#### [Short task]
Leave the pictures out. Return all other data exactly.

Figure contents as structured data:
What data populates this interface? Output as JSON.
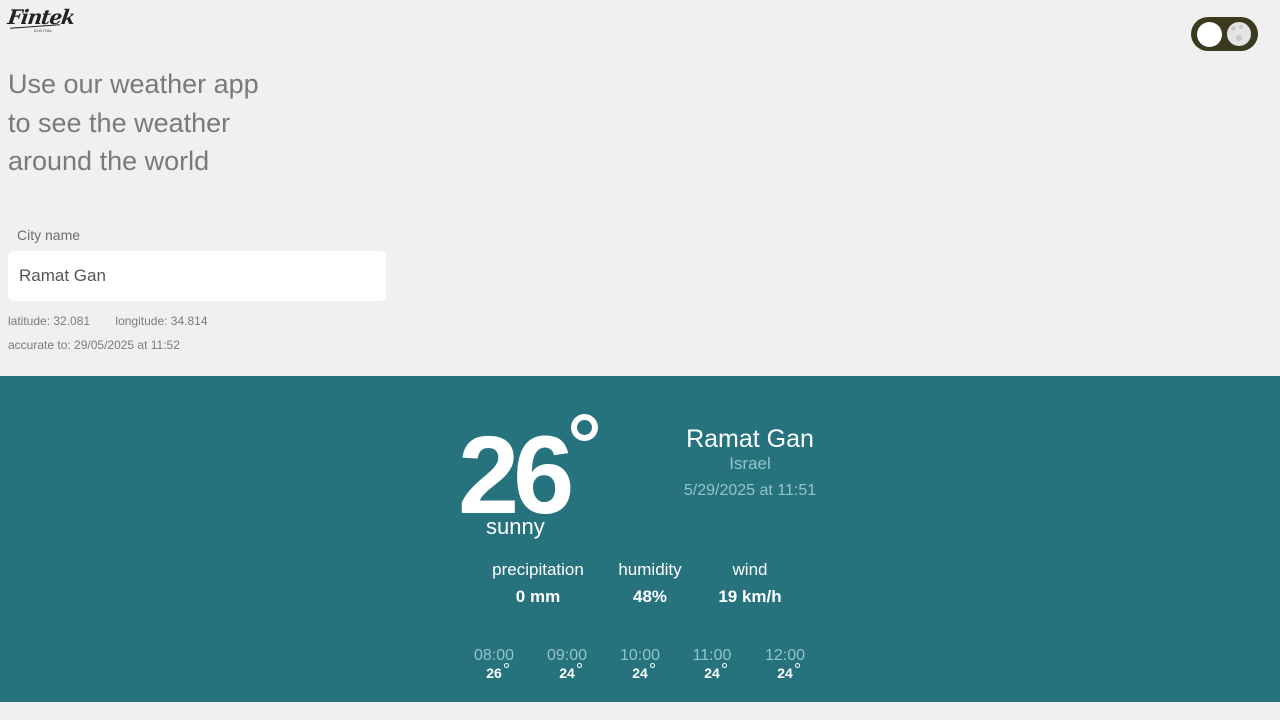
{
  "brand": {
    "logo_text": "Fintek",
    "logo_sub": "DIGITAL"
  },
  "header": {
    "headline_lines": [
      "Use our weather app",
      "to see the weather",
      "around the world"
    ]
  },
  "search": {
    "label": "City name",
    "value": "Ramat Gan"
  },
  "coordinates": {
    "latitude": "latitude: 32.081",
    "longitude": "longitude: 34.814",
    "accurate_to": "accurate to: 29/05/2025 at 11:52"
  },
  "weather": {
    "temperature": "26",
    "condition": "sunny",
    "city": "Ramat Gan",
    "country": "Israel",
    "datetime": "5/29/2025 at 11:51",
    "stats": [
      {
        "label": "precipitation",
        "value": "0 mm"
      },
      {
        "label": "humidity",
        "value": "48%"
      },
      {
        "label": "wind",
        "value": "19 km/h"
      }
    ],
    "hourly": [
      {
        "time": "08:00",
        "temp": "26"
      },
      {
        "time": "09:00",
        "temp": "24"
      },
      {
        "time": "10:00",
        "temp": "24"
      },
      {
        "time": "11:00",
        "temp": "24"
      },
      {
        "time": "12:00",
        "temp": "24"
      }
    ]
  },
  "colors": {
    "panel_bg": "#26737e",
    "toggle_bg": "#3b3a1f",
    "page_bg": "#f0f0f0"
  },
  "icons": [
    "sun-icon",
    "moon-icon",
    "degree-icon"
  ]
}
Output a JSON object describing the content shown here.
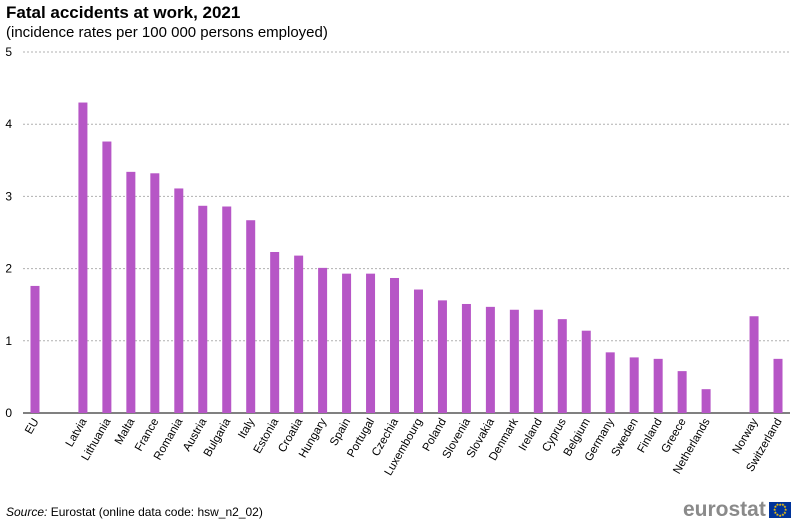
{
  "title": "Fatal accidents at work, 2021",
  "subtitle": "(incidence rates per 100 000 persons employed)",
  "source": {
    "label": "Source:",
    "text": "Eurostat (online data code: hsw_n2_02)"
  },
  "logo": {
    "text": "eurostat"
  },
  "colors": {
    "bar": "#b656c6",
    "grid": "#b0b0b0"
  },
  "chart_data": {
    "type": "bar",
    "title": "Fatal accidents at work, 2021",
    "subtitle": "(incidence rates per 100 000 persons employed)",
    "xlabel": "",
    "ylabel": "",
    "ylim": [
      0,
      5
    ],
    "yticks": [
      0,
      1,
      2,
      3,
      4,
      5
    ],
    "grid": true,
    "categories": [
      "EU",
      "",
      "Latvia",
      "Lithuania",
      "Malta",
      "France",
      "Romania",
      "Austria",
      "Bulgaria",
      "Italy",
      "Estonia",
      "Croatia",
      "Hungary",
      "Spain",
      "Portugal",
      "Czechia",
      "Luxembourg",
      "Poland",
      "Slovenia",
      "Slovakia",
      "Denmark",
      "Ireland",
      "Cyprus",
      "Belgium",
      "Germany",
      "Sweden",
      "Finland",
      "Greece",
      "Netherlands",
      "",
      "Norway",
      "Switzerland"
    ],
    "values": [
      1.76,
      null,
      4.3,
      3.76,
      3.34,
      3.32,
      3.11,
      2.87,
      2.86,
      2.67,
      2.23,
      2.18,
      2.01,
      1.93,
      1.93,
      1.87,
      1.71,
      1.56,
      1.51,
      1.47,
      1.43,
      1.43,
      1.3,
      1.14,
      0.84,
      0.77,
      0.75,
      0.58,
      0.33,
      null,
      1.34,
      0.75
    ]
  }
}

#### [Answer below]
What data populates this interface? Output as JSON.
{
  "brand": {
    "logo_text": "Fintek",
    "logo_sub": "DIGITAL"
  },
  "header": {
    "headline_lines": [
      "Use our weather app",
      "to see the weather",
      "around the world"
    ]
  },
  "search": {
    "label": "City name",
    "value": "Ramat Gan"
  },
  "coordinates": {
    "latitude": "latitude: 32.081",
    "longitude": "longitude: 34.814",
    "accurate_to": "accurate to: 29/05/2025 at 11:52"
  },
  "weather": {
    "temperature": "26",
    "condition": "sunny",
    "city": "Ramat Gan",
    "country": "Israel",
    "datetime": "5/29/2025 at 11:51",
    "stats": [
      {
        "label": "precipitation",
        "value": "0 mm"
      },
      {
        "label": "humidity",
        "value": "48%"
      },
      {
        "label": "wind",
        "value": "19 km/h"
      }
    ],
    "hourly": [
      {
        "time": "08:00",
        "temp": "26"
      },
      {
        "time": "09:00",
        "temp": "24"
      },
      {
        "time": "10:00",
        "temp": "24"
      },
      {
        "time": "11:00",
        "temp": "24"
      },
      {
        "time": "12:00",
        "temp": "24"
      }
    ]
  },
  "colors": {
    "panel_bg": "#26737e",
    "toggle_bg": "#3b3a1f",
    "page_bg": "#f0f0f0"
  },
  "icons": [
    "sun-icon",
    "moon-icon",
    "degree-icon"
  ]
}
Output a JSON object describing the content shown here.
{
  "title": "Fatal accidents at work, 2021",
  "subtitle": "(incidence rates per 100 000 persons employed)",
  "source": {
    "label": "Source:",
    "text": "Eurostat (online data code: hsw_n2_02)"
  },
  "logo": {
    "text": "eurostat"
  },
  "colors": {
    "bar": "#b656c6",
    "grid": "#b0b0b0"
  },
  "chart_data": {
    "type": "bar",
    "title": "Fatal accidents at work, 2021",
    "subtitle": "(incidence rates per 100 000 persons employed)",
    "xlabel": "",
    "ylabel": "",
    "ylim": [
      0,
      5
    ],
    "yticks": [
      0,
      1,
      2,
      3,
      4,
      5
    ],
    "grid": true,
    "categories": [
      "EU",
      "",
      "Latvia",
      "Lithuania",
      "Malta",
      "France",
      "Romania",
      "Austria",
      "Bulgaria",
      "Italy",
      "Estonia",
      "Croatia",
      "Hungary",
      "Spain",
      "Portugal",
      "Czechia",
      "Luxembourg",
      "Poland",
      "Slovenia",
      "Slovakia",
      "Denmark",
      "Ireland",
      "Cyprus",
      "Belgium",
      "Germany",
      "Sweden",
      "Finland",
      "Greece",
      "Netherlands",
      "",
      "Norway",
      "Switzerland"
    ],
    "values": [
      1.76,
      null,
      4.3,
      3.76,
      3.34,
      3.32,
      3.11,
      2.87,
      2.86,
      2.67,
      2.23,
      2.18,
      2.01,
      1.93,
      1.93,
      1.87,
      1.71,
      1.56,
      1.51,
      1.47,
      1.43,
      1.43,
      1.3,
      1.14,
      0.84,
      0.77,
      0.75,
      0.58,
      0.33,
      null,
      1.34,
      0.75
    ]
  }
}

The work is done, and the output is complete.